# TASK
Go through the records and extract every line with the word "Cash".

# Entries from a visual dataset

--- Start ---

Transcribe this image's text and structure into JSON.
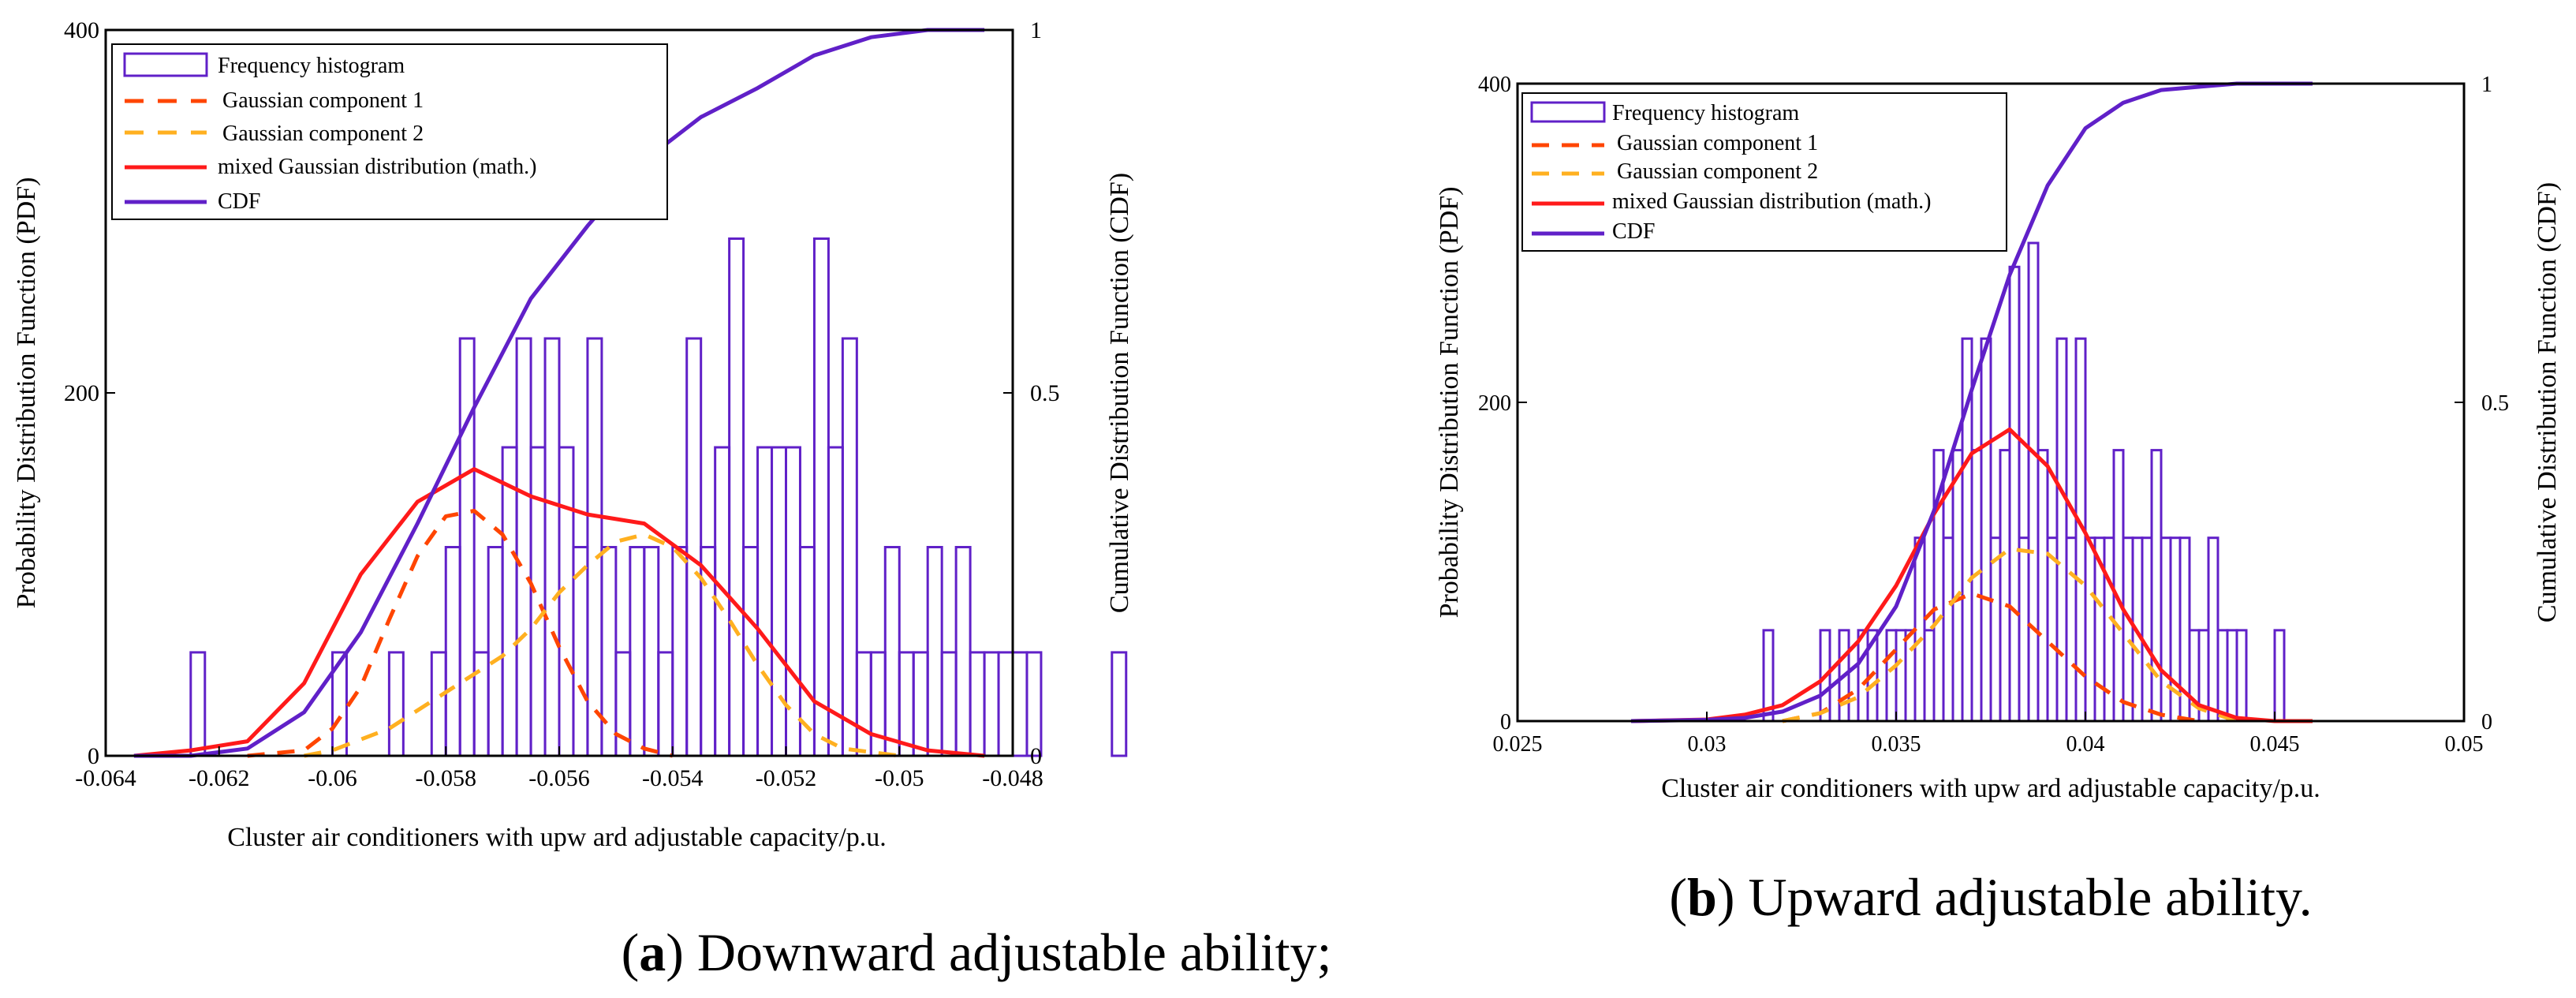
{
  "panels": [
    {
      "id": "a",
      "caption_letter": "a",
      "caption_text": ") Downward adjustable ability;",
      "chart_data": {
        "type": "histogram+line",
        "xlabel": "Cluster air conditioners with upw ard adjustable capacity/p.u.",
        "ylabel_left": "Probability Distribution Function (PDF)",
        "ylabel_right": "Cumulative Distribution Function (CDF)",
        "xlim": [
          -0.064,
          -0.048
        ],
        "ylim_left": [
          0,
          400
        ],
        "ylim_right": [
          0,
          1
        ],
        "xticks": [
          "-0.064",
          "-0.062",
          "-0.06",
          "-0.058",
          "-0.056",
          "-0.054",
          "-0.052",
          "-0.05",
          "-0.048"
        ],
        "xtick_values": [
          -0.064,
          -0.062,
          -0.06,
          -0.058,
          -0.056,
          -0.054,
          -0.052,
          -0.05,
          -0.048
        ],
        "yticks_left": [
          "0",
          "200",
          "400"
        ],
        "ytick_left_values": [
          0,
          200,
          400
        ],
        "yticks_right": [
          "0",
          "0.5",
          "1"
        ],
        "ytick_right_values": [
          0,
          0.5,
          1
        ],
        "legend": [
          "Frequency histogram",
          "Gaussian component 1",
          "Gaussian component 2",
          "mixed Gaussian distribution (math.)",
          "CDF"
        ],
        "histogram": {
          "bin_start": -0.0625,
          "bin_width": 0.00025,
          "counts": [
            57,
            0,
            0,
            0,
            0,
            0,
            0,
            0,
            0,
            0,
            57,
            0,
            0,
            0,
            57,
            0,
            0,
            57,
            115,
            230,
            57,
            115,
            170,
            230,
            170,
            230,
            170,
            115,
            230,
            115,
            57,
            115,
            115,
            57,
            115,
            230,
            115,
            170,
            285,
            115,
            170,
            170,
            170,
            115,
            285,
            170,
            230,
            57,
            57,
            115,
            57,
            57,
            115,
            57,
            115,
            57,
            57,
            57,
            57,
            57,
            0,
            0,
            0,
            0,
            0,
            57
          ]
        },
        "series": [
          {
            "name": "Gaussian component 1",
            "axis": "left",
            "color": "#ff4500",
            "dash": true,
            "x": [
              -0.0615,
              -0.0605,
              -0.06,
              -0.0595,
              -0.059,
              -0.0585,
              -0.058,
              -0.0575,
              -0.057,
              -0.0565,
              -0.056,
              -0.0555,
              -0.055,
              -0.0545,
              -0.054
            ],
            "y": [
              0,
              3,
              15,
              38,
              75,
              110,
              132,
              135,
              122,
              95,
              60,
              30,
              12,
              4,
              0
            ]
          },
          {
            "name": "Gaussian component 2",
            "axis": "left",
            "color": "#ffb020",
            "dash": true,
            "x": [
              -0.0605,
              -0.06,
              -0.059,
              -0.058,
              -0.057,
              -0.0565,
              -0.056,
              -0.0555,
              -0.055,
              -0.0545,
              -0.054,
              -0.0535,
              -0.053,
              -0.0525,
              -0.052,
              -0.0515,
              -0.051,
              -0.05
            ],
            "y": [
              0,
              3,
              15,
              35,
              55,
              70,
              90,
              105,
              118,
              122,
              115,
              98,
              75,
              50,
              28,
              12,
              4,
              0
            ]
          },
          {
            "name": "mixed Gaussian distribution (math.)",
            "axis": "left",
            "color": "#ff1a1a",
            "dash": false,
            "x": [
              -0.0635,
              -0.0625,
              -0.0615,
              -0.0605,
              -0.0595,
              -0.0585,
              -0.0575,
              -0.0565,
              -0.0555,
              -0.0545,
              -0.0535,
              -0.0525,
              -0.0515,
              -0.0505,
              -0.0495,
              -0.0485
            ],
            "y": [
              0,
              3,
              8,
              40,
              100,
              140,
              158,
              143,
              133,
              128,
              105,
              70,
              30,
              12,
              3,
              0
            ]
          },
          {
            "name": "CDF",
            "axis": "right",
            "color": "#6020c8",
            "dash": false,
            "x": [
              -0.0635,
              -0.0625,
              -0.0615,
              -0.0605,
              -0.0595,
              -0.0585,
              -0.0575,
              -0.0565,
              -0.0555,
              -0.0545,
              -0.0535,
              -0.0525,
              -0.0515,
              -0.0505,
              -0.0495,
              -0.0485
            ],
            "y": [
              0,
              0,
              0.01,
              0.06,
              0.17,
              0.32,
              0.48,
              0.63,
              0.73,
              0.82,
              0.88,
              0.92,
              0.965,
              0.99,
              1,
              1
            ]
          }
        ]
      }
    },
    {
      "id": "b",
      "caption_letter": "b",
      "caption_text": ") Upward adjustable ability.",
      "chart_data": {
        "type": "histogram+line",
        "xlabel": "Cluster air conditioners with upw ard adjustable capacity/p.u.",
        "ylabel_left": "Probability Distribution Function (PDF)",
        "ylabel_right": "Cumulative Distribution Function (CDF)",
        "xlim": [
          0.025,
          0.05
        ],
        "ylim_left": [
          0,
          400
        ],
        "ylim_right": [
          0,
          1
        ],
        "xticks": [
          "0.025",
          "0.03",
          "0.035",
          "0.04",
          "0.045",
          "0.05"
        ],
        "xtick_values": [
          0.025,
          0.03,
          0.035,
          0.04,
          0.045,
          0.05
        ],
        "yticks_left": [
          "0",
          "200",
          "400"
        ],
        "ytick_left_values": [
          0,
          200,
          400
        ],
        "yticks_right": [
          "0",
          "0.5",
          "1"
        ],
        "ytick_right_values": [
          0,
          0.5,
          1
        ],
        "legend": [
          "Frequency histogram",
          "Gaussian component 1",
          "Gaussian component 2",
          "mixed Gaussian distribution (math.)",
          "CDF"
        ],
        "histogram": {
          "bin_start": 0.0315,
          "bin_width": 0.00025,
          "counts": [
            57,
            0,
            0,
            0,
            0,
            0,
            57,
            0,
            57,
            0,
            57,
            57,
            0,
            57,
            57,
            57,
            115,
            57,
            170,
            115,
            170,
            240,
            170,
            240,
            115,
            170,
            285,
            115,
            300,
            170,
            115,
            240,
            115,
            240,
            115,
            115,
            115,
            170,
            115,
            115,
            115,
            170,
            115,
            115,
            115,
            57,
            57,
            115,
            57,
            57,
            57,
            0,
            0,
            0,
            57
          ]
        },
        "series": [
          {
            "name": "Gaussian component 1",
            "axis": "left",
            "color": "#ff4500",
            "dash": true,
            "x": [
              0.032,
              0.033,
              0.034,
              0.035,
              0.036,
              0.037,
              0.038,
              0.039,
              0.04,
              0.041,
              0.042,
              0.043
            ],
            "y": [
              0,
              5,
              20,
              45,
              70,
              80,
              72,
              50,
              28,
              12,
              4,
              0
            ]
          },
          {
            "name": "Gaussian component 2",
            "axis": "left",
            "color": "#ffb020",
            "dash": true,
            "x": [
              0.032,
              0.033,
              0.034,
              0.035,
              0.036,
              0.037,
              0.038,
              0.039,
              0.04,
              0.041,
              0.042,
              0.043,
              0.044
            ],
            "y": [
              0,
              5,
              15,
              35,
              60,
              90,
              108,
              105,
              85,
              55,
              25,
              8,
              0
            ]
          },
          {
            "name": "mixed Gaussian distribution (math.)",
            "axis": "left",
            "color": "#ff1a1a",
            "dash": false,
            "x": [
              0.028,
              0.03,
              0.031,
              0.032,
              0.033,
              0.034,
              0.035,
              0.036,
              0.037,
              0.038,
              0.039,
              0.04,
              0.041,
              0.042,
              0.043,
              0.044,
              0.045,
              0.046
            ],
            "y": [
              0,
              1,
              4,
              10,
              25,
              50,
              85,
              130,
              168,
              183,
              160,
              118,
              70,
              32,
              10,
              2,
              0,
              0
            ]
          },
          {
            "name": "CDF",
            "axis": "right",
            "color": "#6020c8",
            "dash": false,
            "x": [
              0.028,
              0.03,
              0.031,
              0.032,
              0.033,
              0.034,
              0.035,
              0.036,
              0.037,
              0.038,
              0.039,
              0.04,
              0.041,
              0.042,
              0.043,
              0.044,
              0.045,
              0.046
            ],
            "y": [
              0,
              0.002,
              0.005,
              0.015,
              0.04,
              0.09,
              0.18,
              0.33,
              0.52,
              0.7,
              0.84,
              0.93,
              0.97,
              0.99,
              0.995,
              1,
              1,
              1
            ]
          }
        ]
      }
    }
  ]
}
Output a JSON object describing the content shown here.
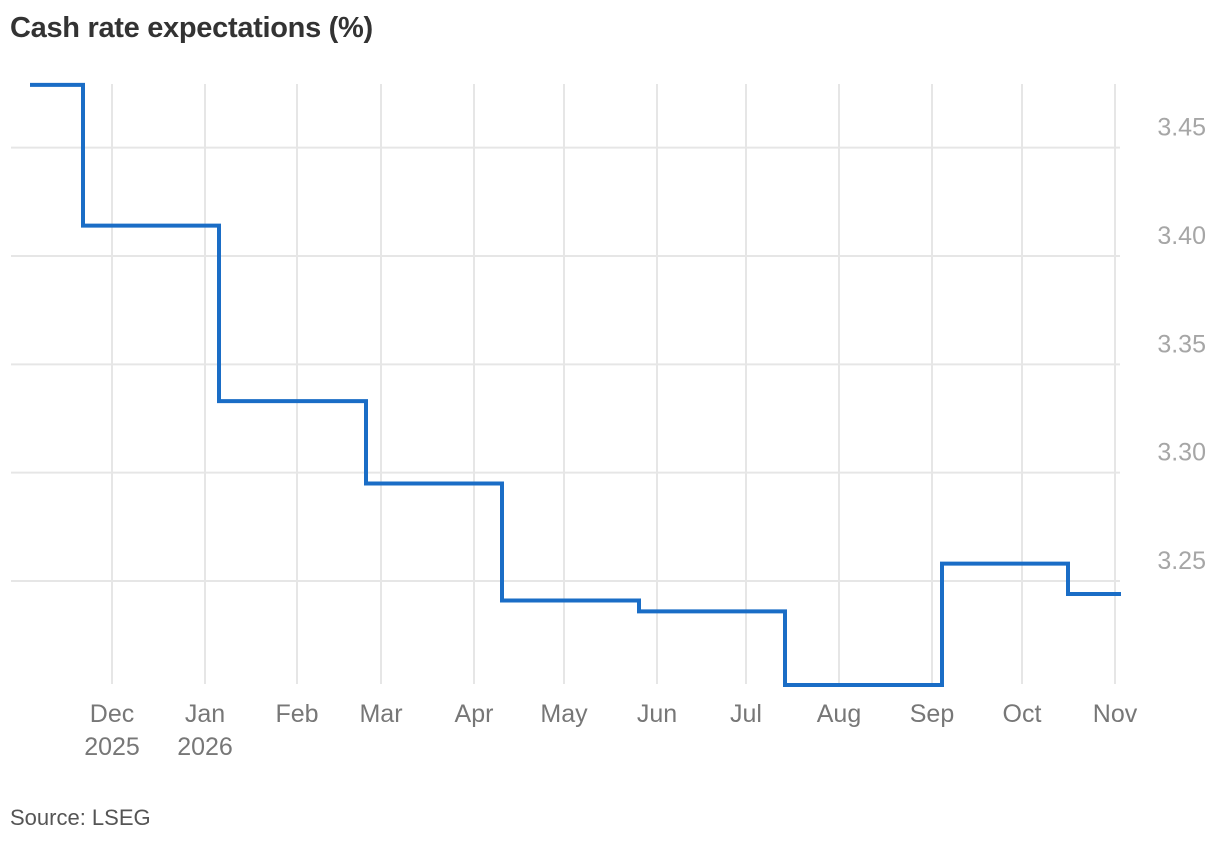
{
  "title": "Cash rate expectations (%)",
  "source": "Source: LSEG",
  "colors": {
    "line": "#1a6dc6",
    "grid": "#e6e6e6",
    "title": "#333333",
    "ytick": "#a6a6a6",
    "xtick": "#777777"
  },
  "chart_data": {
    "type": "line",
    "step": true,
    "title": "Cash rate expectations (%)",
    "xlabel": "",
    "ylabel": "%",
    "ylim": [
      3.2,
      3.48
    ],
    "yticks": [
      "3.25",
      "3.30",
      "3.35",
      "3.40",
      "3.45"
    ],
    "xticks": [
      {
        "label": "Dec",
        "sub": "2025"
      },
      {
        "label": "Jan",
        "sub": "2026"
      },
      {
        "label": "Feb",
        "sub": ""
      },
      {
        "label": "Mar",
        "sub": ""
      },
      {
        "label": "Apr",
        "sub": ""
      },
      {
        "label": "May",
        "sub": ""
      },
      {
        "label": "Jun",
        "sub": ""
      },
      {
        "label": "Jul",
        "sub": ""
      },
      {
        "label": "Aug",
        "sub": ""
      },
      {
        "label": "Sep",
        "sub": ""
      },
      {
        "label": "Oct",
        "sub": ""
      },
      {
        "label": "Nov",
        "sub": ""
      }
    ],
    "grid": true,
    "legend": "none",
    "series": [
      {
        "name": "Cash rate expectations",
        "points": [
          {
            "period": "mid Nov 2025",
            "value": 3.479
          },
          {
            "period": "Dec 2025",
            "value": 3.414
          },
          {
            "period": "Feb 2026",
            "value": 3.333
          },
          {
            "period": "Apr 2026",
            "value": 3.295
          },
          {
            "period": "May 2026",
            "value": 3.241
          },
          {
            "period": "Jun-Jul 2026",
            "value": 3.236
          },
          {
            "period": "Aug 2026",
            "value": 3.202
          },
          {
            "period": "Sep-Oct 2026",
            "value": 3.258
          },
          {
            "period": "Nov 2026",
            "value": 3.244
          }
        ]
      }
    ]
  }
}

--- End ---

# RESULT FOR THIS EXERCISE
  "title": "Cash rate expectations (%)",
    "title": "Cash rate expectations (%)",
        "name": "Cash rate expectations",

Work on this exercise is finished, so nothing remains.